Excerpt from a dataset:

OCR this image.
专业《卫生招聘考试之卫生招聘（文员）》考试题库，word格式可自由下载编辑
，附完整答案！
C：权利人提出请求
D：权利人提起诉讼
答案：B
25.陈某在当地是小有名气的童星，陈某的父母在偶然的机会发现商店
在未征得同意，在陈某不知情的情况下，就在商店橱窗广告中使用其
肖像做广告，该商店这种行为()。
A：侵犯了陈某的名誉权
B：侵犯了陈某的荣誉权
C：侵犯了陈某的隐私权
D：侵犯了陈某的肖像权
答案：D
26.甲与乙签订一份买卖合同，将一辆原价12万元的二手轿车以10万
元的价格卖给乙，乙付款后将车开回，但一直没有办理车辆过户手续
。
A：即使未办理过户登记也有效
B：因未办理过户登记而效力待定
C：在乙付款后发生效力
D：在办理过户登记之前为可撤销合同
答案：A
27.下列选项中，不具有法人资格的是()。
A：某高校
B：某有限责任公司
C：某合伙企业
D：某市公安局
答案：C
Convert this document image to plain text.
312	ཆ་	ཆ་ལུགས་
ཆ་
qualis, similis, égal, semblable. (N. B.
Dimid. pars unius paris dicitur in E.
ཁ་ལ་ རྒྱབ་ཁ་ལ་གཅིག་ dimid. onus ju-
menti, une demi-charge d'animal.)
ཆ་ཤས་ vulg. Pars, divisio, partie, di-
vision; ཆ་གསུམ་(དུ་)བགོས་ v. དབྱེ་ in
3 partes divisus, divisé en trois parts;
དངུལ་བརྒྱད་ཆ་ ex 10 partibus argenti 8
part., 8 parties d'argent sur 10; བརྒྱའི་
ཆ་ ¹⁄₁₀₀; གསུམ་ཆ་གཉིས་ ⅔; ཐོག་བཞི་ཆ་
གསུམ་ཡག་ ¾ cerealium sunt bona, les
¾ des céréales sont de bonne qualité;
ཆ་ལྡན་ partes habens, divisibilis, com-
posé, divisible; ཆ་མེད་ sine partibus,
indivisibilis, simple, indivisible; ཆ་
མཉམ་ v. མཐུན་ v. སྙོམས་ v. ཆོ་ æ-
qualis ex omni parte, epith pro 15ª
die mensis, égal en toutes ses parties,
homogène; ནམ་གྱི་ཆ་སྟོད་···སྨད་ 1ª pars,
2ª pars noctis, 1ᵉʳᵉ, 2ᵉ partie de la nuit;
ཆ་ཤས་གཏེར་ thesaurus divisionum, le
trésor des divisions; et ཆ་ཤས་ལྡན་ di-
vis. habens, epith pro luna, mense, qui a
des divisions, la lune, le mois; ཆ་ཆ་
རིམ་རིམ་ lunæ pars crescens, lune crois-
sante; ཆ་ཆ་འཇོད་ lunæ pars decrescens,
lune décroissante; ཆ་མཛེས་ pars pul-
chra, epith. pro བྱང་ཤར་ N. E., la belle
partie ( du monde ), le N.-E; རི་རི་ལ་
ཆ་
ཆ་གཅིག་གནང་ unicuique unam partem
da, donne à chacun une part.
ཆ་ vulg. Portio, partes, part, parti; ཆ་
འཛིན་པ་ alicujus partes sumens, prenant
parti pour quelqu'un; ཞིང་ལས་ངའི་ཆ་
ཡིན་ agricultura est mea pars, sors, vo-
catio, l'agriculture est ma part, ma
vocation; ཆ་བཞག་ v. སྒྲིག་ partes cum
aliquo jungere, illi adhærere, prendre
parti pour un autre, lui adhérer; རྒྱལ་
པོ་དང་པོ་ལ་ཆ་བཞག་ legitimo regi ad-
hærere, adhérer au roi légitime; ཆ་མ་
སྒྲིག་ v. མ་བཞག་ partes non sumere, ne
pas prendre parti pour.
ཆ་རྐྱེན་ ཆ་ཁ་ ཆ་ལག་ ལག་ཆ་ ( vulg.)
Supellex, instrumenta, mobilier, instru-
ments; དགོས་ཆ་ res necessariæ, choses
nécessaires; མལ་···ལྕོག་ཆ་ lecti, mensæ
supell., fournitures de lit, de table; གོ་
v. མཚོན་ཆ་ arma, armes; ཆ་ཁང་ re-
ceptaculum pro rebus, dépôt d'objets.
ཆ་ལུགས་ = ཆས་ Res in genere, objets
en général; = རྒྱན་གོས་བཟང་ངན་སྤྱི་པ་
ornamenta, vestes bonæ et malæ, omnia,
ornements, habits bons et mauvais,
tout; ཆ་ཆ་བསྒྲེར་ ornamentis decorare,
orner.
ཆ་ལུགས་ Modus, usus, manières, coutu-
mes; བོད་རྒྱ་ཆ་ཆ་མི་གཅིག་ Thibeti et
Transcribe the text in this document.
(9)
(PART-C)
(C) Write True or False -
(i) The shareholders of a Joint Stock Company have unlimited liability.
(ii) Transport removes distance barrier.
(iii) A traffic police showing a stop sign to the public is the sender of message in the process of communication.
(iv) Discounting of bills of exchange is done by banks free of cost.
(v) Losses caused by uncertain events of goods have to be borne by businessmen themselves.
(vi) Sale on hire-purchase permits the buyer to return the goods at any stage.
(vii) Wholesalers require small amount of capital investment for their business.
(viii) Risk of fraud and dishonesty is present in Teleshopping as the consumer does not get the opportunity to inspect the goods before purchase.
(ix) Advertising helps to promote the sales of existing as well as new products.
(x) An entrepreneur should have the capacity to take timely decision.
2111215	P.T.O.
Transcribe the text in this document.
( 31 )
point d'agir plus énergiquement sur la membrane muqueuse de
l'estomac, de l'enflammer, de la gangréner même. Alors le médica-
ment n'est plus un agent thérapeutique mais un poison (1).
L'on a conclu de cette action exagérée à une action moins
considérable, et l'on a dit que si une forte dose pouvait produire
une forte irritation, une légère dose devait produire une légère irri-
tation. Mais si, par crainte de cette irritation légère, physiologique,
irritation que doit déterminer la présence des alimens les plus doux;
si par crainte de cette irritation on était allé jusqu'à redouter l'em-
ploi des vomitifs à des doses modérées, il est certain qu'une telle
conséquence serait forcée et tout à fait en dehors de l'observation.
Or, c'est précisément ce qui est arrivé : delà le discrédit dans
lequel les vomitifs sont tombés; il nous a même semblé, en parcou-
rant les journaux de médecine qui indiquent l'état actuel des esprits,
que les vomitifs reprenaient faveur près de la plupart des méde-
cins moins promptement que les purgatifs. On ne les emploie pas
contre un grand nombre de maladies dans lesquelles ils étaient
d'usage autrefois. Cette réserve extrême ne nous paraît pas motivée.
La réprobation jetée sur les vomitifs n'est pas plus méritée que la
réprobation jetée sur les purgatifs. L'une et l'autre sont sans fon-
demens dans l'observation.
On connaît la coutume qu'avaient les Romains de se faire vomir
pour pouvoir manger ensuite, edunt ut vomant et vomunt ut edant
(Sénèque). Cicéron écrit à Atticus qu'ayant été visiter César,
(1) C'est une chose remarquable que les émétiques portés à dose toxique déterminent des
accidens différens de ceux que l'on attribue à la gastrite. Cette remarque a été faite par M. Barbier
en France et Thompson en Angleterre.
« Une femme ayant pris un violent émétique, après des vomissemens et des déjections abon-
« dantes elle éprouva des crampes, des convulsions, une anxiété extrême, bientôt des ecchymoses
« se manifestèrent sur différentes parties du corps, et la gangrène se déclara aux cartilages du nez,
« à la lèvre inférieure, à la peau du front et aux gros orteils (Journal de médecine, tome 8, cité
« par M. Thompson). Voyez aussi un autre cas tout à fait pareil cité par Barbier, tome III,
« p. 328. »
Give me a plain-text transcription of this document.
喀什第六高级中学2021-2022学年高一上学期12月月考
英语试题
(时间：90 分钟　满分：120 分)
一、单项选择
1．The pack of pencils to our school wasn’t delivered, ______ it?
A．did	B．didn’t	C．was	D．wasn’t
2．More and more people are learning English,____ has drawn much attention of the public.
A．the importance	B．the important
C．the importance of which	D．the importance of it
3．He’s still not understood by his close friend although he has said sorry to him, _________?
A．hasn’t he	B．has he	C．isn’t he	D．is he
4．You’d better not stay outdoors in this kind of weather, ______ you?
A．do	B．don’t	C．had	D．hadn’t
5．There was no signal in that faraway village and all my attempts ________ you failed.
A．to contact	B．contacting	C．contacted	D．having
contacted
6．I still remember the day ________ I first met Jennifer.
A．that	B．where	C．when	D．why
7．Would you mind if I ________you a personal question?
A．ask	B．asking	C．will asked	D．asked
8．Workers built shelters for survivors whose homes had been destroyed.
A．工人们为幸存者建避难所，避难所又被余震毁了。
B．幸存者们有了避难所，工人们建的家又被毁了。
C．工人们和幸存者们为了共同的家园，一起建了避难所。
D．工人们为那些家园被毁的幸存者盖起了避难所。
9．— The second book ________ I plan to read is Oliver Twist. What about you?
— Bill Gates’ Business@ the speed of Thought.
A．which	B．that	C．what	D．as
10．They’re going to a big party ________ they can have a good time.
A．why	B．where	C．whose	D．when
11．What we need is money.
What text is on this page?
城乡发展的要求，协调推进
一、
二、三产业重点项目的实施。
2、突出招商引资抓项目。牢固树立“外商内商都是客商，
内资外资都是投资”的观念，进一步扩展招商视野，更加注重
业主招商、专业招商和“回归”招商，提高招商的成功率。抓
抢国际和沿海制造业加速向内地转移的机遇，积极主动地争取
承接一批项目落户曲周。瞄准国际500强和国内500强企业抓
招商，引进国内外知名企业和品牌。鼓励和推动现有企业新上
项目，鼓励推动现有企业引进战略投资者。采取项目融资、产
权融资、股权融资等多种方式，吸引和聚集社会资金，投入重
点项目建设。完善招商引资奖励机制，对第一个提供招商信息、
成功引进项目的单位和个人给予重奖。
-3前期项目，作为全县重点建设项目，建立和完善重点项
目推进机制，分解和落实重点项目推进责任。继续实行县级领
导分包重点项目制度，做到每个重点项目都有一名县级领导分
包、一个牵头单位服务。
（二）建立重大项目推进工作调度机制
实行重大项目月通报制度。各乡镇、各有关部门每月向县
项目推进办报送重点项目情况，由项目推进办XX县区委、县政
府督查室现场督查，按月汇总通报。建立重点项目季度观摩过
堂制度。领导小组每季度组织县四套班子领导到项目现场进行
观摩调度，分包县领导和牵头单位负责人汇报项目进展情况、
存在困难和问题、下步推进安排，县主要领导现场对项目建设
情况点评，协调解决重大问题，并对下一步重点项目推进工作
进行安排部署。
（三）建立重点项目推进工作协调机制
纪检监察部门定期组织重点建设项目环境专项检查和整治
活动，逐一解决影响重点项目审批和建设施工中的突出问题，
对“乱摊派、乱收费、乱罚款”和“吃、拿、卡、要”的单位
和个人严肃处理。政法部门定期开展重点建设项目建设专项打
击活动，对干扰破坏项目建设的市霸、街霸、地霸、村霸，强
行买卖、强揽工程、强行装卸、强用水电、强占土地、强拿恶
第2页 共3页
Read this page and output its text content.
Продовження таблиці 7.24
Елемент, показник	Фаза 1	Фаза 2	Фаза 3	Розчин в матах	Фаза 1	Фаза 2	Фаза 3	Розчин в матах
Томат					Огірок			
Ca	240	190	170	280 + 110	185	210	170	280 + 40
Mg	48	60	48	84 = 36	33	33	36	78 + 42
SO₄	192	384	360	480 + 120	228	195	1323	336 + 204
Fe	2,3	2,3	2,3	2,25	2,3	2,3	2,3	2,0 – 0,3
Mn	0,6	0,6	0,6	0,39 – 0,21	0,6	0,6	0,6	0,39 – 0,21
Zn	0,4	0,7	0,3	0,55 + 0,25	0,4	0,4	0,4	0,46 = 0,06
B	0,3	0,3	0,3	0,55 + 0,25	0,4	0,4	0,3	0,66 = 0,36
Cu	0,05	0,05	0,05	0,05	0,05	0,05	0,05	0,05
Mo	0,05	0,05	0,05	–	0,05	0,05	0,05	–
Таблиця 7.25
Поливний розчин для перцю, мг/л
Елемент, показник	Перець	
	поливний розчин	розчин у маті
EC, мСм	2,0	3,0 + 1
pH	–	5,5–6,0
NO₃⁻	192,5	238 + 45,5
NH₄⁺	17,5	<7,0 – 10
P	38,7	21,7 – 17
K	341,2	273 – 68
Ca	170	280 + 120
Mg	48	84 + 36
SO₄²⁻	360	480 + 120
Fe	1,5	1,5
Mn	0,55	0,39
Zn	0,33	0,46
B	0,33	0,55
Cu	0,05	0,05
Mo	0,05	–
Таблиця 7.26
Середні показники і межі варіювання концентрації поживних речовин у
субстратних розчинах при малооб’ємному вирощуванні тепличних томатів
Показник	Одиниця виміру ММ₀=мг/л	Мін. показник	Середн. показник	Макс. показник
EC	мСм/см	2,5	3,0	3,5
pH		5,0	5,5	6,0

**Objective**.
Your answer should be a single number: the count of lines in the data that include the word "this".

**Full output**.
8